* Begin *

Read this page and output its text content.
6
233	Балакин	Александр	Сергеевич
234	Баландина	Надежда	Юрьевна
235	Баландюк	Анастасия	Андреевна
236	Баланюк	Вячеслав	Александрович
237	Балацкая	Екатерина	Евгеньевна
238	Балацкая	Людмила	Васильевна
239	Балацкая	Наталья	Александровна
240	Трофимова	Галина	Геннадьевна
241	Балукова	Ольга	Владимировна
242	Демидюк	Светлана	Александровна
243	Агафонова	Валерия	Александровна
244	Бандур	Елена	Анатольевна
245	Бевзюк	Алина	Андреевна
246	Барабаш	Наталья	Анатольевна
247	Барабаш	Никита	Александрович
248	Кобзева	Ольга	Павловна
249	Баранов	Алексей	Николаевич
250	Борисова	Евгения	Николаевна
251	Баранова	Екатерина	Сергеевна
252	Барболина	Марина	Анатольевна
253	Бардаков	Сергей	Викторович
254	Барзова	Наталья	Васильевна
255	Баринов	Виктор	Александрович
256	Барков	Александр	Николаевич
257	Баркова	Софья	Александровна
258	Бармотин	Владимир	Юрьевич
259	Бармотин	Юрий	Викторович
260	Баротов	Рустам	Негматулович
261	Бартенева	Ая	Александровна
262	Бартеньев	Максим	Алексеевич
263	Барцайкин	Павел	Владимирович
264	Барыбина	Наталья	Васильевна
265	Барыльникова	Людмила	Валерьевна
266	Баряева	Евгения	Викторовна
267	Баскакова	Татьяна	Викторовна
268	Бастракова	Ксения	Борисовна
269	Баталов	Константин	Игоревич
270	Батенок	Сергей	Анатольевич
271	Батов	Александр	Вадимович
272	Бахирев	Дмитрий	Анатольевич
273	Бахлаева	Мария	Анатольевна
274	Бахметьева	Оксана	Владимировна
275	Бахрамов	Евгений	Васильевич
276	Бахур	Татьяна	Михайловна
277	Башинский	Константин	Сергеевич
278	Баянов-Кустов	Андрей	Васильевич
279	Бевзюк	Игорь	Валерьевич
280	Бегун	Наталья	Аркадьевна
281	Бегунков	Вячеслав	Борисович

* End *

▶ _Required task_: Write out the full listing exactly as given.

▶ _Task answer_:
Read this page and output its text content.
6
233	Балакин	Александр	Сергеевич
234	Баландина	Надежда	Юрьевна
235	Баландюк	Анастасия	Андреевна
236	Баланюк	Вячеслав	Александрович
237	Балацкая	Екатерина	Евгеньевна
238	Балацкая	Людмила	Васильевна
239	Балацкая	Наталья	Александровна
240	Трофимова	Галина	Геннадьевна
241	Балукова	Ольга	Владимировна
242	Демидюк	Светлана	Александровна
243	Агафонова	Валерия	Александровна
244	Бандур	Елена	Анатольевна
245	Бевзюк	Алина	Андреевна
246	Барабаш	Наталья	Анатольевна
247	Барабаш	Никита	Александрович
248	Кобзева	Ольга	Павловна
249	Баранов	Алексей	Николаевич
250	Борисова	Евгения	Николаевна
251	Баранова	Екатерина	Сергеевна
252	Барболина	Марина	Анатольевна
253	Бардаков	Сергей	Викторович
254	Барзова	Наталья	Васильевна
255	Баринов	Виктор	Александрович
256	Барков	Александр	Николаевич
257	Баркова	Софья	Александровна
258	Бармотин	Владимир	Юрьевич
259	Бармотин	Юрий	Викторович
260	Баротов	Рустам	Негматулович
261	Бартенева	Ая	Александровна
262	Бартеньев	Максим	Алексеевич
263	Барцайкин	Павел	Владимирович
264	Барыбина	Наталья	Васильевна
265	Барыльникова	Людмила	Валерьевна
266	Баряева	Евгения	Викторовна
267	Баскакова	Татьяна	Викторовна
268	Бастракова	Ксения	Борисовна
269	Баталов	Константин	Игоревич
270	Батенок	Сергей	Анатольевич
271	Батов	Александр	Вадимович
272	Бахирев	Дмитрий	Анатольевич
273	Бахлаева	Мария	Анатольевна
274	Бахметьева	Оксана	Владимировна
275	Бахрамов	Евгений	Васильевич
276	Бахур	Татьяна	Михайловна
277	Башинский	Константин	Сергеевич
278	Баянов-Кустов	Андрей	Васильевич
279	Бевзюк	Игорь	Валерьевич
280	Бегун	Наталья	Аркадьевна
281	Бегунков	Вячеслав	Борисович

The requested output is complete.